The pianist Tomáš Kačo is one of 12 siblings from a very modest background who has worked his way up through self-instruction to become one of the best jazz piano students at the prestigious Berklee College in Boston, of which he is a graduate. On 22 February yet another dream of his came true - performing at the legendary Carnegie Hall in New York.

The solo concert was subtitled "Gypsy Soul". Czech Radio's Radiožurnál station reported on the preparations for the gifted pianist's concert directly from New York.

"It was an out-of-tune, old, broken-down upright piano we had at home. I remember that Dad used lipstick to mark the A keys, that was my orientation point. Everybody learns in music school that the first note to focus on is C, but my Dad taught me that the first note I had to recognize is A. That was the first note I learned," the pianist recalled for Radiožurnál when asked how he began to play music in his home town of Nový Jičín, Czech Republic.

■ ■ ■ ■ ■ ■ ■

• Work to complete:
**1.** Copy out the passage about the pianist Tomáš Kačo from "The solo concert" to "from New York.".
**2.** Continue the article on the pianist Tomáš Kačo from its last sentence.

• Source excerpt:

■ ■ ■ ■ ■ ■ ■

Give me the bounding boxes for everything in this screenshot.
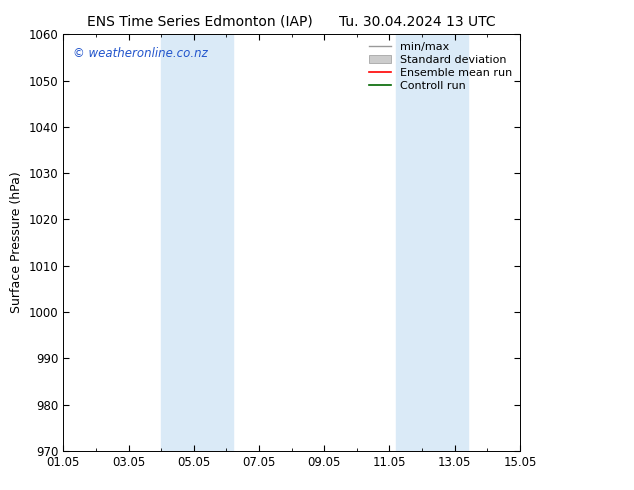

■ ■ ■ ■ ■ ■ ■

• Written answers:
**1.**
The solo concert was subtitled "Gypsy Soul". Czech Radio's Radiožurnál station reported on the preparations for the gifted pianist's concert directly from New York.

**2.**
An article on the radio station's website reports that: "Tomáš Kačo supported his own gifts through hard work and sheer will and after succeeding in Prague decided to take the next step, even though at that moment he did not have any money. He passed the entrance examinations to go to school in Boston and, with the support of Professor Noemi Zárubová and financial aid from Czech patrons, he got his American chance to be in a world that facilitated his musical development to an extent he had never dreamed possible, one that perceives his Romani origin to be an advantage, an interesting distinction, and a world that is now giving him the space to perform in a famous concert hall."

In a previous interview for Czech Radio, Kačo described how strikingly different the approach to diversity is in the "West". "When I explained to my fellow pupils that I am Romani, it seemed brilliant to them. They said they also wanted to be 'gypsy'. Out in the world I understood that 'different' means interesting, not bad," he said of his experiences studying in Boston.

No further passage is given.